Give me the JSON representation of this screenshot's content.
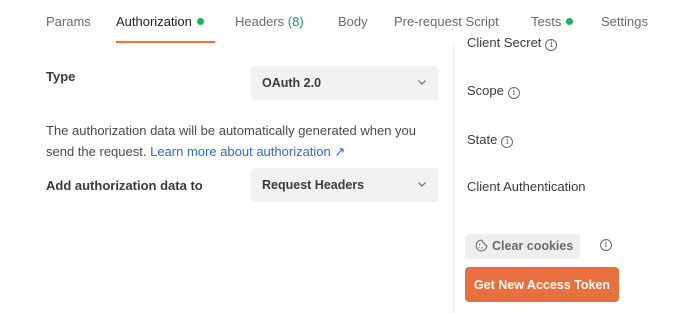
{
  "tabs": [
    {
      "label": "Params"
    },
    {
      "label": "Authorization",
      "active": true,
      "status_dot": true
    },
    {
      "label": "Headers",
      "count": "(8)"
    },
    {
      "label": "Body"
    },
    {
      "label": "Pre-request Script"
    },
    {
      "label": "Tests",
      "status_dot": true
    },
    {
      "label": "Settings"
    }
  ],
  "auth": {
    "type_label": "Type",
    "type_value": "OAuth 2.0",
    "description": "The authorization data will be automatically generated when you send the request.",
    "learn_more": "Learn more about authorization ↗",
    "add_to_label": "Add authorization data to",
    "add_to_value": "Request Headers"
  },
  "oauth": {
    "client_secret_label": "Client Secret",
    "scope_label": "Scope",
    "state_label": "State",
    "client_auth_label": "Client Authentication",
    "clear_cookies_label": "Clear cookies",
    "get_token_label": "Get New Access Token"
  },
  "colors": {
    "accent": "#ff6c37",
    "button": "#e8703f",
    "status_dot": "#0cbb52",
    "link": "#2f6bc9"
  },
  "icons": [
    "chevron-down-icon",
    "info-icon",
    "cookie-icon"
  ]
}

──────────────────────────────

● **Exercise instructions**
All preceding records should be duplicated verbatim, images excepted.

● **Solution for this exercise**
Give me the JSON representation of this screenshot's content.
{
  "tabs": [
    {
      "label": "Params"
    },
    {
      "label": "Authorization",
      "active": true,
      "status_dot": true
    },
    {
      "label": "Headers",
      "count": "(8)"
    },
    {
      "label": "Body"
    },
    {
      "label": "Pre-request Script"
    },
    {
      "label": "Tests",
      "status_dot": true
    },
    {
      "label": "Settings"
    }
  ],
  "auth": {
    "type_label": "Type",
    "type_value": "OAuth 2.0",
    "description": "The authorization data will be automatically generated when you send the request.",
    "learn_more": "Learn more about authorization ↗",
    "add_to_label": "Add authorization data to",
    "add_to_value": "Request Headers"
  },
  "oauth": {
    "client_secret_label": "Client Secret",
    "scope_label": "Scope",
    "state_label": "State",
    "client_auth_label": "Client Authentication",
    "clear_cookies_label": "Clear cookies",
    "get_token_label": "Get New Access Token"
  },
  "colors": {
    "accent": "#ff6c37",
    "button": "#e8703f",
    "status_dot": "#0cbb52",
    "link": "#2f6bc9"
  },
  "icons": [
    "chevron-down-icon",
    "info-icon",
    "cookie-icon"
  ]
}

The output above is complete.